■ DOCUMENT
━━━━━━━━━━━━━━━━

The Stannary Palace, also known as the Duchy Palace, circa 1265–1300, was a complex of buildings constructed by the Earls of Cornwall as the centre of their administration. The surviving exchequer hall is reputed to be the oldest non-ecclesiastical building in Cornwall. The much larger great hall, of which large parts remain, was built as a replica of Westminster Hall. Its original function was as a court and place of taxation dealing with the Cornish tin industry. The Earls of Cornwall and later, after 1337, the Dukes of Cornwall had their residence at Restormel Castle so the original name would have been the Stannary Hall or the Great Hall of Lostwithiel. After 1337 it was sometimes referred to as the Duchy Palace.

In 1265 Richard, Earl of Cornwall, second son of King John and brother of King Henry III, acquired Restormel Castle, the Borough of Lostwithiel and the town of Fowey, from the de Cardinan family. During this period Lostwithiel was the most important port of Cornwall and second only to Southampton along the South Coast. In 1273 Richard died and was succeeded by his son Edmund, who took occupation of Restormel Castle and built the Great Hall.

This building was a very large complex, covering more than  and consisted of the Great Hall, which was the Convocation Hall for the Stannaries and Duchy affairs. It also housed the smelting houses, the coinage hall for the stannaries and duchy. In this complex the stannary courts were held and the stannary prison located. Records state that the whole complex was built and completed between 1272 and 1300 and regarded as the finest and grandest buildings in Cornwall.

In 1338 the earldom was raised to a dukedom and the first duke was the Edward, the Black Prince. The building then became the administrative centre for the duchy and the only polling station for the whole of Cornwall.

━━━━━━━━━━━━━━━━

■ MATERIAL PROVIDED
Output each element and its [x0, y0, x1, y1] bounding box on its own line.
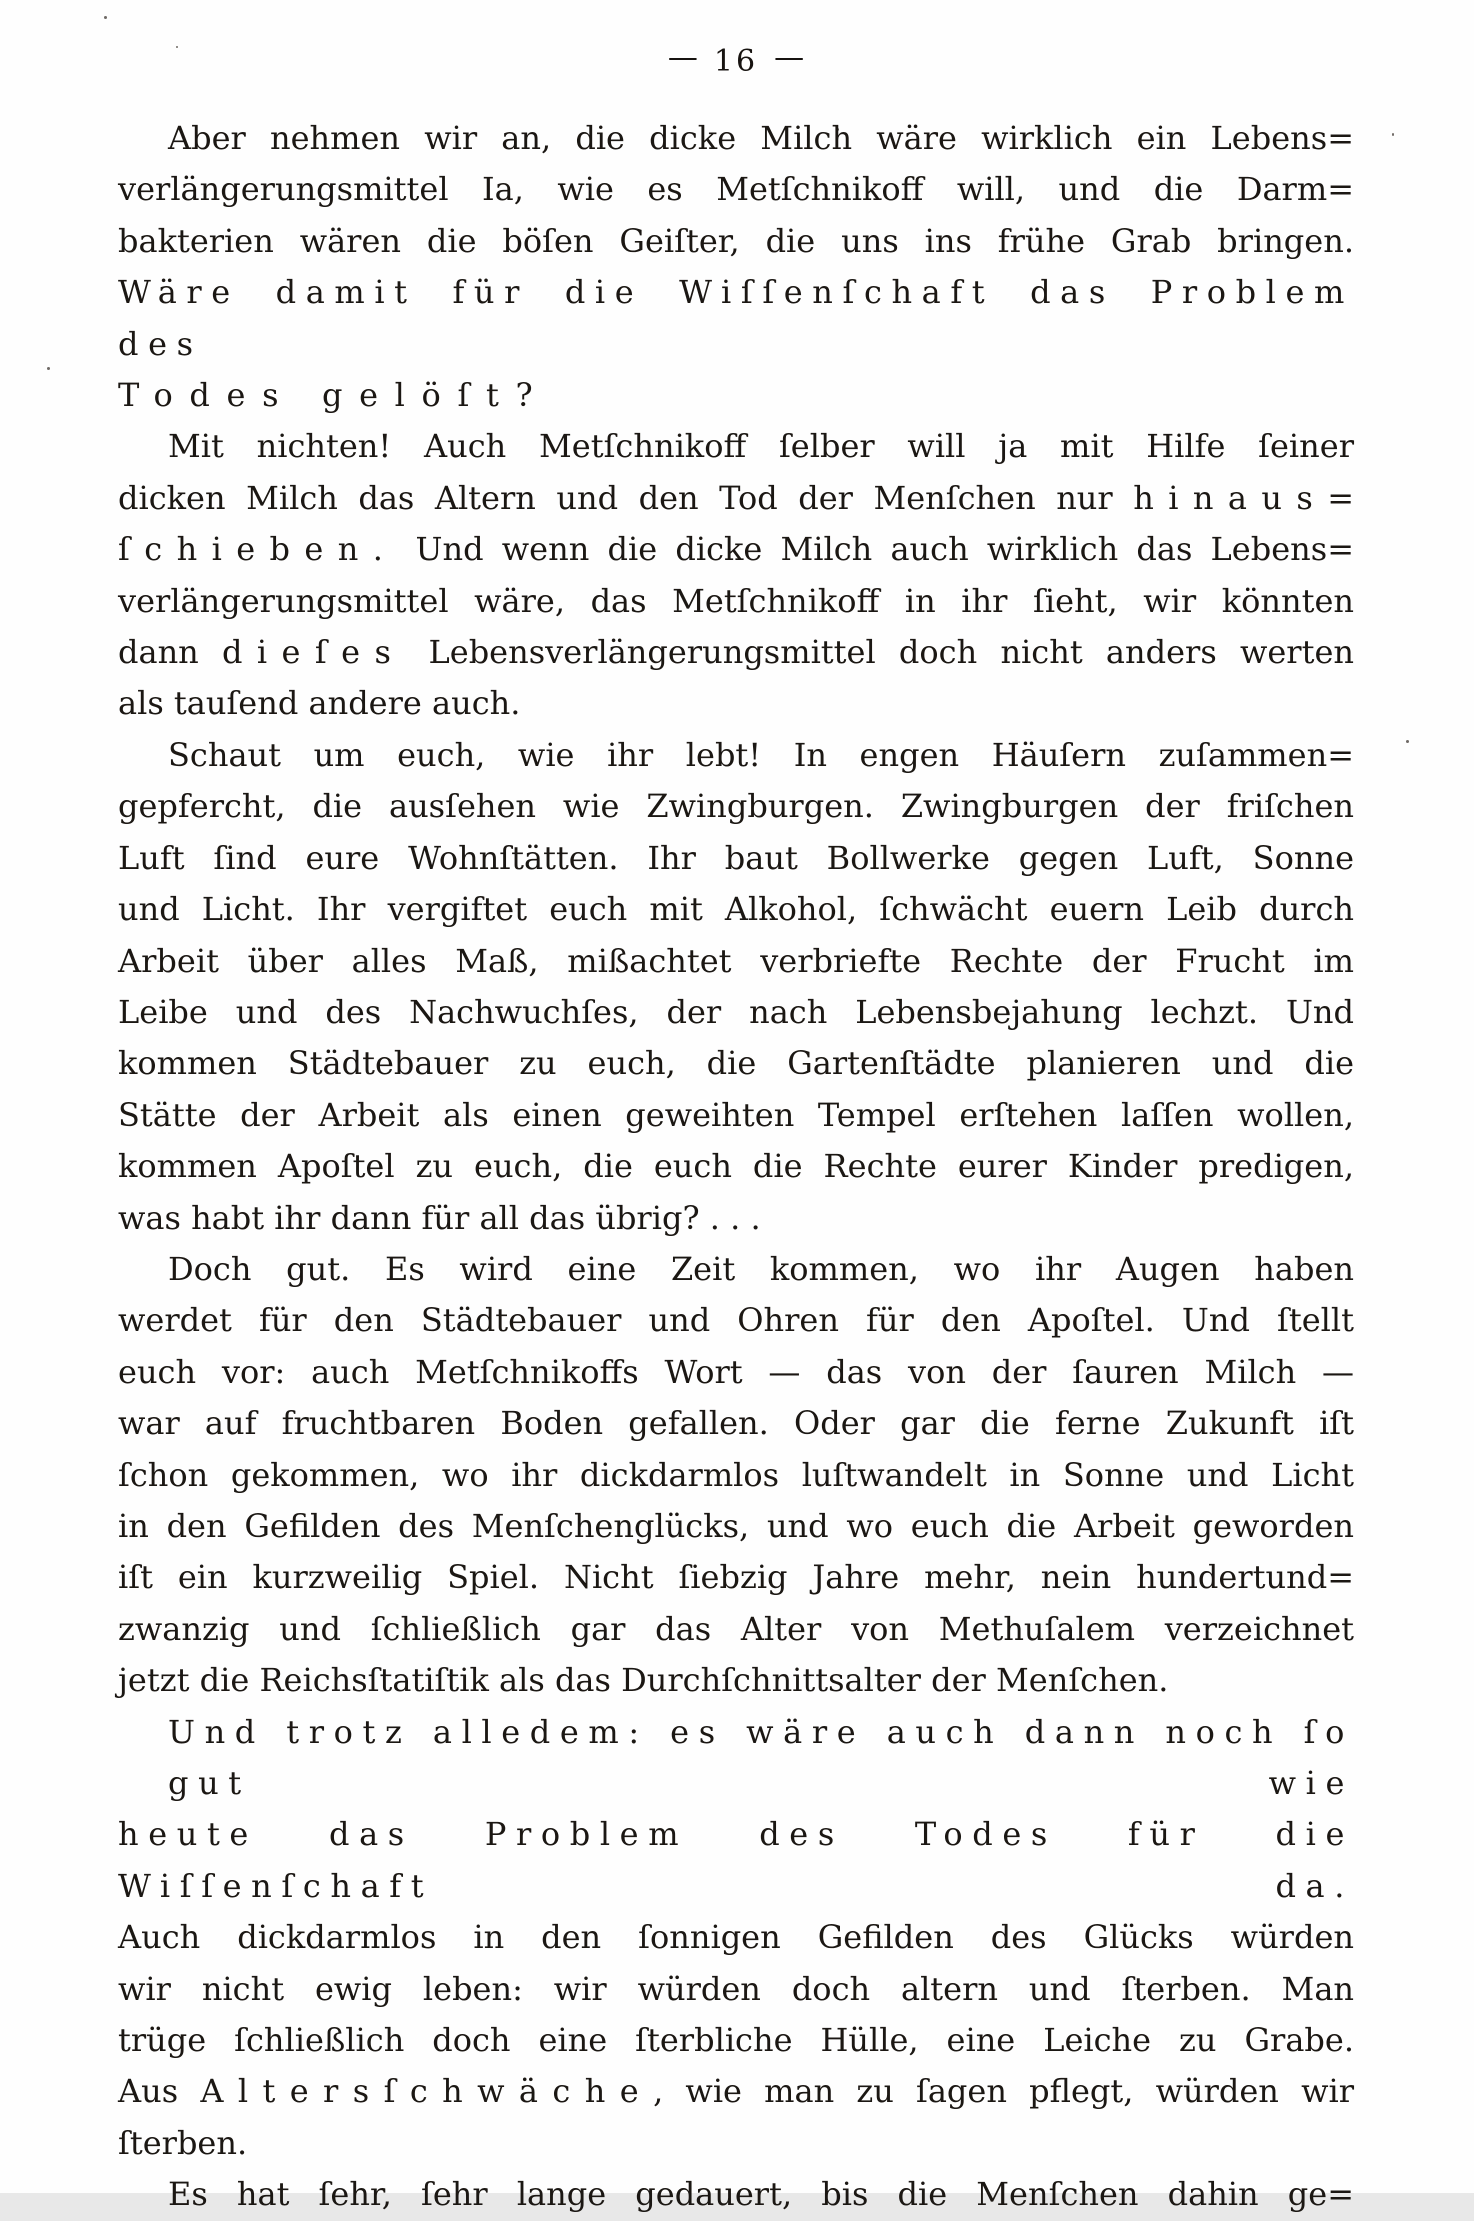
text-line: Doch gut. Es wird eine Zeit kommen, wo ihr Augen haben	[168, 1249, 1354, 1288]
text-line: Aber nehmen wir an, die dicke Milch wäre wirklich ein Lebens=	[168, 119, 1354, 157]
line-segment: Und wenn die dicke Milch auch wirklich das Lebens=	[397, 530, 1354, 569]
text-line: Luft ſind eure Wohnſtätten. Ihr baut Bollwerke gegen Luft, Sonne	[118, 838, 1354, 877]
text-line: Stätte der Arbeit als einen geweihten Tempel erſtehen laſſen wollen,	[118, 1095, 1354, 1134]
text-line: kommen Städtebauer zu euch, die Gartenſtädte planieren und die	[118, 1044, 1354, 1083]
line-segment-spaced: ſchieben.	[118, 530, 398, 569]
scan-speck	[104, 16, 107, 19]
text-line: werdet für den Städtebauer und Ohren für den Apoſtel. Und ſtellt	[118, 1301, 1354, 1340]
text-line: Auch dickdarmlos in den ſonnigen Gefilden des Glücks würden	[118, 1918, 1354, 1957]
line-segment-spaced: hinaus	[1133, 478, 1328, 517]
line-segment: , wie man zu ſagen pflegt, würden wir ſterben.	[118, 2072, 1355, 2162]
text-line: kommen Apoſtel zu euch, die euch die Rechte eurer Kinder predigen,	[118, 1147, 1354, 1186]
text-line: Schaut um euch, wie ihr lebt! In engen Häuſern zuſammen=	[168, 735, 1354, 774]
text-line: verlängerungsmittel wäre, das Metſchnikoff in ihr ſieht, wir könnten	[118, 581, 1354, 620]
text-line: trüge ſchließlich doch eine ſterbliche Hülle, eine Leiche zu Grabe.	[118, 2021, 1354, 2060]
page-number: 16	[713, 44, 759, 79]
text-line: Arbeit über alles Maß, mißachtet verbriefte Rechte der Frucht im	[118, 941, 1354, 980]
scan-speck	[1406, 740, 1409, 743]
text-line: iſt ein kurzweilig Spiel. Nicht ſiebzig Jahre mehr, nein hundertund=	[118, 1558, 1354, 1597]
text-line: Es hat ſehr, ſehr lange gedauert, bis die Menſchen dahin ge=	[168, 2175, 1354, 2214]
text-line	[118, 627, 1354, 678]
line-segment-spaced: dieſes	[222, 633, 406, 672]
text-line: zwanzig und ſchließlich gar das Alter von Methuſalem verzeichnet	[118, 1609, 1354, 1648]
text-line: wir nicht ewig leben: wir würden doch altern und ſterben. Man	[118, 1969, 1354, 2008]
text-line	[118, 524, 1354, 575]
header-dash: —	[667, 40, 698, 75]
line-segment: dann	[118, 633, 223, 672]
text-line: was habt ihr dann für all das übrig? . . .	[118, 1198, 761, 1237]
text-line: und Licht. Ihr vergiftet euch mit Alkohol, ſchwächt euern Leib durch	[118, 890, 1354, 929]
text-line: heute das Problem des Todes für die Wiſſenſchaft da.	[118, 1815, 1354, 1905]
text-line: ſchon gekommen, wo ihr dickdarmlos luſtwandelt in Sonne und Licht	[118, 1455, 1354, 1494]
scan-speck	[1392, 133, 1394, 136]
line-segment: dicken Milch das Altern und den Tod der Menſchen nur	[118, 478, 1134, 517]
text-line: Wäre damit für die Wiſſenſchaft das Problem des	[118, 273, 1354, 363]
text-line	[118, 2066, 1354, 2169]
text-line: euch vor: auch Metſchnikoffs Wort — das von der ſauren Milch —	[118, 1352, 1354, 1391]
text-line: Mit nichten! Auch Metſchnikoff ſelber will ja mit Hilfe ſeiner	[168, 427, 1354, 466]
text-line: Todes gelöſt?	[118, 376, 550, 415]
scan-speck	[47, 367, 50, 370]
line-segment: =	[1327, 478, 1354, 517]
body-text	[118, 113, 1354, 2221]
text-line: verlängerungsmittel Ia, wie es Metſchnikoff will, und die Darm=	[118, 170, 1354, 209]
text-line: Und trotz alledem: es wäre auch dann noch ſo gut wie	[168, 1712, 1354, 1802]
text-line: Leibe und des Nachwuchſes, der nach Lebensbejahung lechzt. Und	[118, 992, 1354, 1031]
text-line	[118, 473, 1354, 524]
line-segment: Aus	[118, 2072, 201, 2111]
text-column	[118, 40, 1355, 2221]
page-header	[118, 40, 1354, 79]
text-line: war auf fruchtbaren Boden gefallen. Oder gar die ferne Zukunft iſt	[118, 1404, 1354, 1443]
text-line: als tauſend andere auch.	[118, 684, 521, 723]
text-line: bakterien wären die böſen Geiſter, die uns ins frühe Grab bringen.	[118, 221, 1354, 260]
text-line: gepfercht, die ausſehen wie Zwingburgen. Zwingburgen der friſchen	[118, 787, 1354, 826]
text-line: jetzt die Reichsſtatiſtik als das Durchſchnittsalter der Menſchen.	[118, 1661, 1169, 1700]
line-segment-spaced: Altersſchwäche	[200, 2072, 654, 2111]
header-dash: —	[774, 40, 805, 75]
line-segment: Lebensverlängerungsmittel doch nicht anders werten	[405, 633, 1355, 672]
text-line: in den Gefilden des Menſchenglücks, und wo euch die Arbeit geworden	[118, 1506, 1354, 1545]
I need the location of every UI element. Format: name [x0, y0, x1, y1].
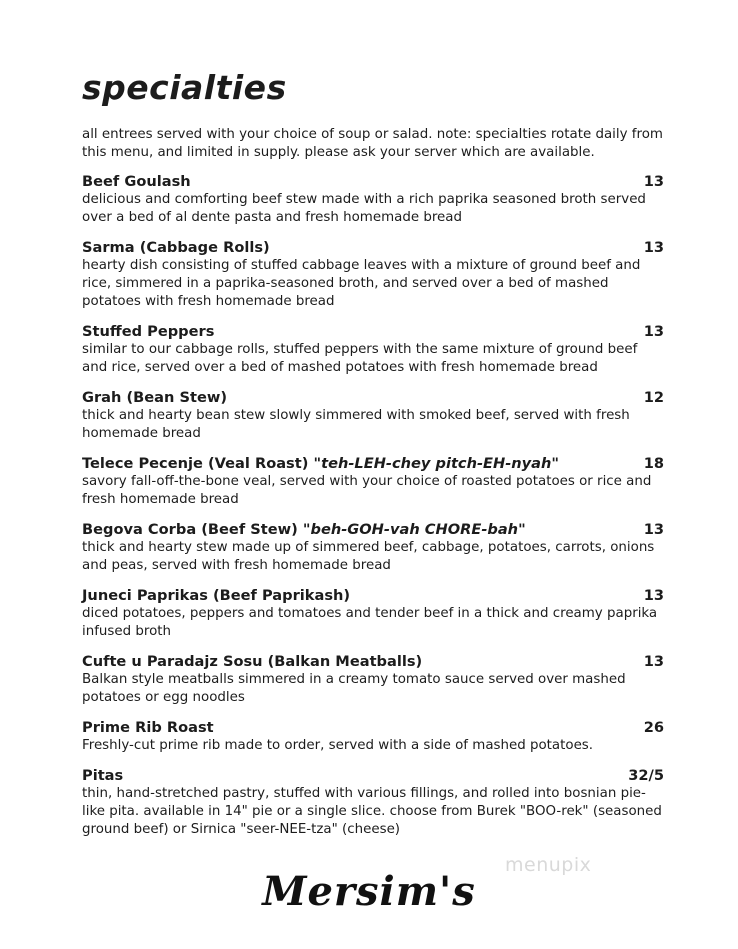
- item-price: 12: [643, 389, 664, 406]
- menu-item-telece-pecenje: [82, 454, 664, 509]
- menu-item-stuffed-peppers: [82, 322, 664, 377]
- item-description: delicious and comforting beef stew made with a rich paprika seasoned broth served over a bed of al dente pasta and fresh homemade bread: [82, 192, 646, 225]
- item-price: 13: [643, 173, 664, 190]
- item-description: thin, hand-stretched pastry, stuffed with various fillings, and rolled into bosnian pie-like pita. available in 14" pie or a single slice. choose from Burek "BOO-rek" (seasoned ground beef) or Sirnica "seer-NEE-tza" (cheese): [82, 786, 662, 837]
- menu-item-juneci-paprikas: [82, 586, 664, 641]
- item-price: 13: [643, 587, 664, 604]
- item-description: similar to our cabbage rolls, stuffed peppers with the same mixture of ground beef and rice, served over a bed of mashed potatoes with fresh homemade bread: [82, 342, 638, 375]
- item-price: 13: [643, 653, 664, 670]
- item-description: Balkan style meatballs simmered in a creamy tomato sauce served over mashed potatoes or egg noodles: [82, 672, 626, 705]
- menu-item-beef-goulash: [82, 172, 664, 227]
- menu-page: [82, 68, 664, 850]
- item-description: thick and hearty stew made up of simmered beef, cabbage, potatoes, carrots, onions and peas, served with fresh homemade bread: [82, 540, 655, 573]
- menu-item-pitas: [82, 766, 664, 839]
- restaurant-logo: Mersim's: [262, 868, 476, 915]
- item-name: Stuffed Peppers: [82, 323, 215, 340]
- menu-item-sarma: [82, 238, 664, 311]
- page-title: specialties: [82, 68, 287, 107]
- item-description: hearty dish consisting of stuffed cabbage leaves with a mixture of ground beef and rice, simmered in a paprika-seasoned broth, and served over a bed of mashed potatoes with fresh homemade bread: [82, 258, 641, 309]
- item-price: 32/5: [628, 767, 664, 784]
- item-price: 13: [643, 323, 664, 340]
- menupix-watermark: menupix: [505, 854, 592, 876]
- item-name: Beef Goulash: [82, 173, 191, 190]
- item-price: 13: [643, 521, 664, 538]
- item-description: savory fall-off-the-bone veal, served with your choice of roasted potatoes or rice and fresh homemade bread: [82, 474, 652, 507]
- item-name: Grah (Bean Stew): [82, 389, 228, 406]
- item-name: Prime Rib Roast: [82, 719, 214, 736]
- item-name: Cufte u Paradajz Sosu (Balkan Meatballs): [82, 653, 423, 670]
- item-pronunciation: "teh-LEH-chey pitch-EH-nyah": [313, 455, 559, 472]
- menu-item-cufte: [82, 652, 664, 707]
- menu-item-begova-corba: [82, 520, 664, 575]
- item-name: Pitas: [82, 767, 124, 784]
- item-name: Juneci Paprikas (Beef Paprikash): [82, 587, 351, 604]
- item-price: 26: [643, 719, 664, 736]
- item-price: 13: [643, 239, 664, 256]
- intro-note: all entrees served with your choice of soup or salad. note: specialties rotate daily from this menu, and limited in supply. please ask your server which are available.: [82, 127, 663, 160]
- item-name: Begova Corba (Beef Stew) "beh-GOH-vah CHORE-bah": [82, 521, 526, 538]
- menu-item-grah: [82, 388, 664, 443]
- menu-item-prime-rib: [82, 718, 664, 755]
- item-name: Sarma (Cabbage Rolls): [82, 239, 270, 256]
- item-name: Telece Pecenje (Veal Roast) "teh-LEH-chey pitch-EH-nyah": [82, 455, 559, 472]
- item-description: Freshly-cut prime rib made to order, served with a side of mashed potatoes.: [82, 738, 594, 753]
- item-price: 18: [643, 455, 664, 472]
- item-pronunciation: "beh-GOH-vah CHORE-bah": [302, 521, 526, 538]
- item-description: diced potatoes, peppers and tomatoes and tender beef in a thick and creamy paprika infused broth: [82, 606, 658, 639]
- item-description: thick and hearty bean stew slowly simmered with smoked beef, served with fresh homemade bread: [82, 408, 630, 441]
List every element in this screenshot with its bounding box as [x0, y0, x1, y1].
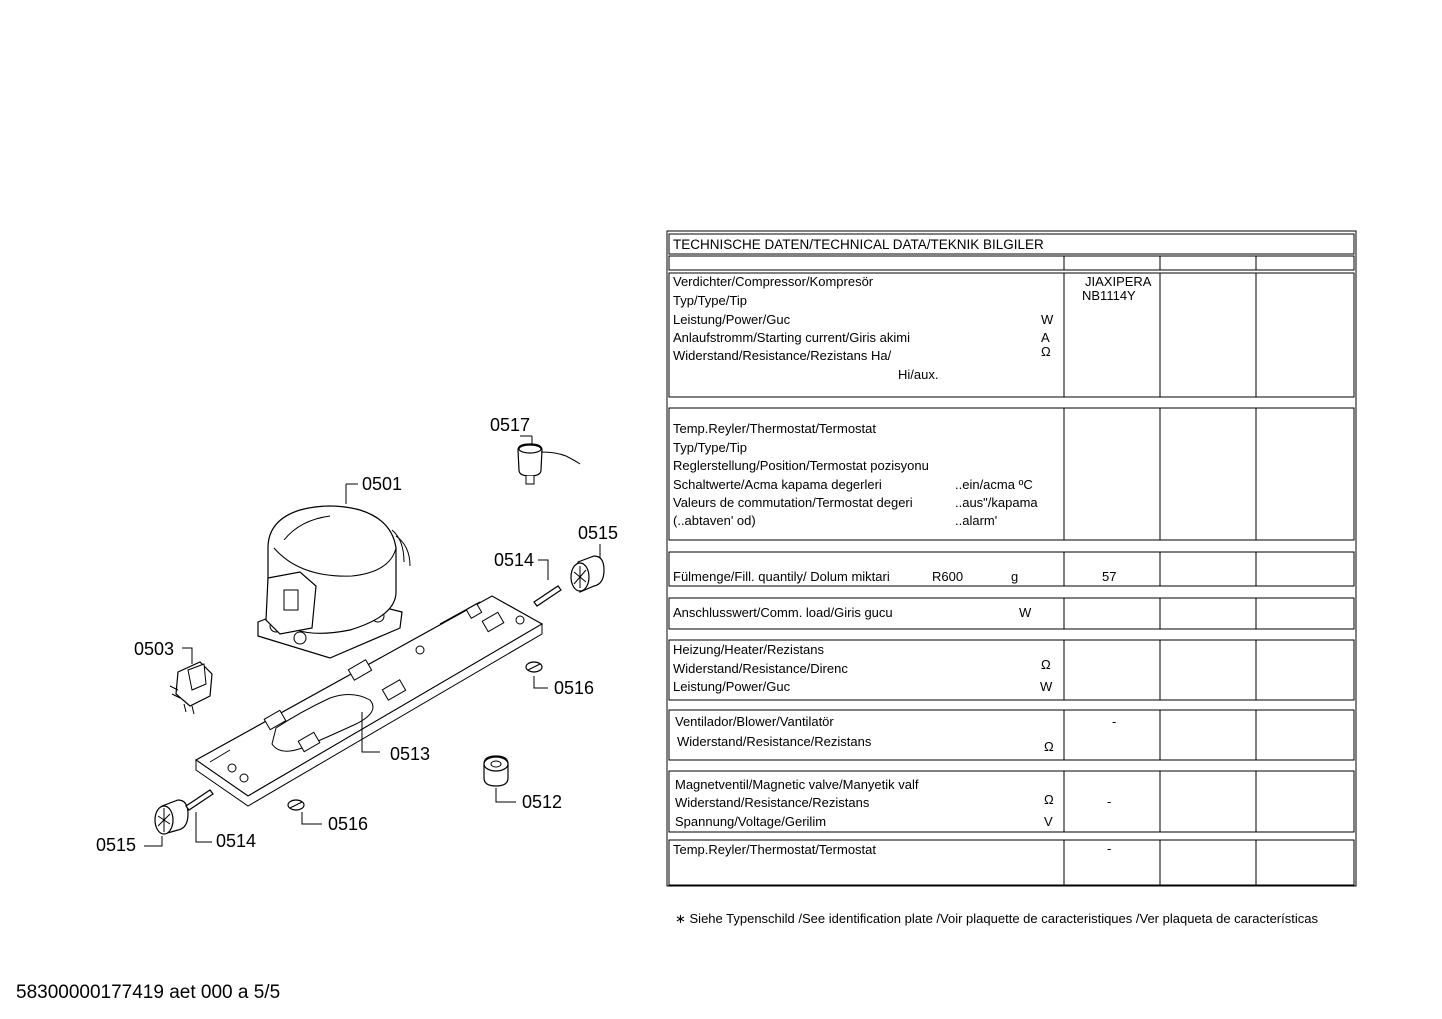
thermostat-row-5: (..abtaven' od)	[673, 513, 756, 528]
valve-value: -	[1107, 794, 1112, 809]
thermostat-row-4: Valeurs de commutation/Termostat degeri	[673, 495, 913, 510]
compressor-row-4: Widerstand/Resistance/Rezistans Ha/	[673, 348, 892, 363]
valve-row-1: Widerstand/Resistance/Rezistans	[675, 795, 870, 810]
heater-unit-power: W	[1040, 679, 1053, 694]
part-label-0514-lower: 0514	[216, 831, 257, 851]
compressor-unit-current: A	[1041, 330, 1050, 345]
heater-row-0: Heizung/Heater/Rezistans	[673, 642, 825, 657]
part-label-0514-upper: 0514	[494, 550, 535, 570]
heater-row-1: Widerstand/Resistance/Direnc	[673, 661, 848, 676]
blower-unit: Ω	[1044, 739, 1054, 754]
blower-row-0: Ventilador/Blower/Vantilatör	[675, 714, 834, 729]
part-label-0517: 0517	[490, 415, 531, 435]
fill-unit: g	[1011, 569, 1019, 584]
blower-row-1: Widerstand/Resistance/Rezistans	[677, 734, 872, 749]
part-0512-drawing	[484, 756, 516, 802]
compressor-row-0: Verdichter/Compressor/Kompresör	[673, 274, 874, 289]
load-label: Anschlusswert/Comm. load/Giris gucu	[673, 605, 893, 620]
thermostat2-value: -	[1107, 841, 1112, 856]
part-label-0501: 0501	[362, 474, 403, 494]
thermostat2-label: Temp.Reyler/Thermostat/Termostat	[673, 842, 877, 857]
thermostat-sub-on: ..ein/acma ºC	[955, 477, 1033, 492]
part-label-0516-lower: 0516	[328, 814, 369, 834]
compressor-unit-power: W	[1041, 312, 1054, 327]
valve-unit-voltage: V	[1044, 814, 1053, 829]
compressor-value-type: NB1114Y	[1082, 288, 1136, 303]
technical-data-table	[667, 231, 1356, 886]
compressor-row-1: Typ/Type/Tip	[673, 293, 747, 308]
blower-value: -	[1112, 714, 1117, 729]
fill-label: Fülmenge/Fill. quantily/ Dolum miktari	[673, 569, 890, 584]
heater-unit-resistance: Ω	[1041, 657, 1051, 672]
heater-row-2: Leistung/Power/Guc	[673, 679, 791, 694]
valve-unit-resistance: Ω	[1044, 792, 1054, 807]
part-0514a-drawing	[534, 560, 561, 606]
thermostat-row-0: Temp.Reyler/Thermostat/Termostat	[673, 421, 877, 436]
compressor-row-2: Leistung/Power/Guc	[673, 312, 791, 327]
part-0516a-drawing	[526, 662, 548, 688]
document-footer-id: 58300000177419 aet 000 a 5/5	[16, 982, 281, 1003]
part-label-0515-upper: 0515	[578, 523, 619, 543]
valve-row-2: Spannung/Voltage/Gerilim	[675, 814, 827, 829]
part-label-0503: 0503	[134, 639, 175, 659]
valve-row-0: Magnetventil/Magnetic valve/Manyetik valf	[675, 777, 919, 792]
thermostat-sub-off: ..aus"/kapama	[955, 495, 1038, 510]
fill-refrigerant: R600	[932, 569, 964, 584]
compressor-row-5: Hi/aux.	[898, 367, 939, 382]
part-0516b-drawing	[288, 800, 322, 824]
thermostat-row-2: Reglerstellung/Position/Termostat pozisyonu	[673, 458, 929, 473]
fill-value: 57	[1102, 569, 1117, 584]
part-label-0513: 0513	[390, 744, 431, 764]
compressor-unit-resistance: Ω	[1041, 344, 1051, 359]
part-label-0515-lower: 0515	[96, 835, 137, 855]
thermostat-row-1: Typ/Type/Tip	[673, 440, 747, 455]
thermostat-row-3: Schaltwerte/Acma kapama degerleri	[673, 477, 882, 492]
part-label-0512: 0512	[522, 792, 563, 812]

━━━━━━━━━━━━━━━━

■ OBJECTIVE A
Do the following statements agree with the text on the Stannary Palace? Answer yes or no for each, quoting the words of the text that decide it.
(i) The surviving exchequer hall is reputed to be the oldest non-ecclesiastical building in Cornwall.
(ii) Richard, Earl of Cornwall, built the Great Hall.
(iii) Lostwithiel was once the most important port of Cornwall.
■ OBJECTIVE B
Summarize the text on the Stannary Palace in two sentences.

■ COMPLETE RESPONSE A
(i) Yes: "The surviving exchequer hall is reputed to be the oldest non-ecclesiastical building in Cornwall."
(ii) No: "In 1273 Richard died and was succeeded by his son Edmund, who took occupation of Restormel Castle and built the Great Hall."
(iii) Yes: "During this period Lostwithiel was the most important port of Cornwall and second only to Southampton along the South Coast."

■ COMPLETE RESPONSE B
The Stannary Palace was a complex of buildings constructed by the Earls of Cornwall, circa 1265–1300, as the centre of their administration, originally serving as a court and place of taxation for the Cornish tin industry. Besides the Great Hall, it housed smelting houses, the coinage hall, the stannary courts and the stannary prison, and it later became the administrative centre for the duchy and the only polling station for the whole of Cornwall.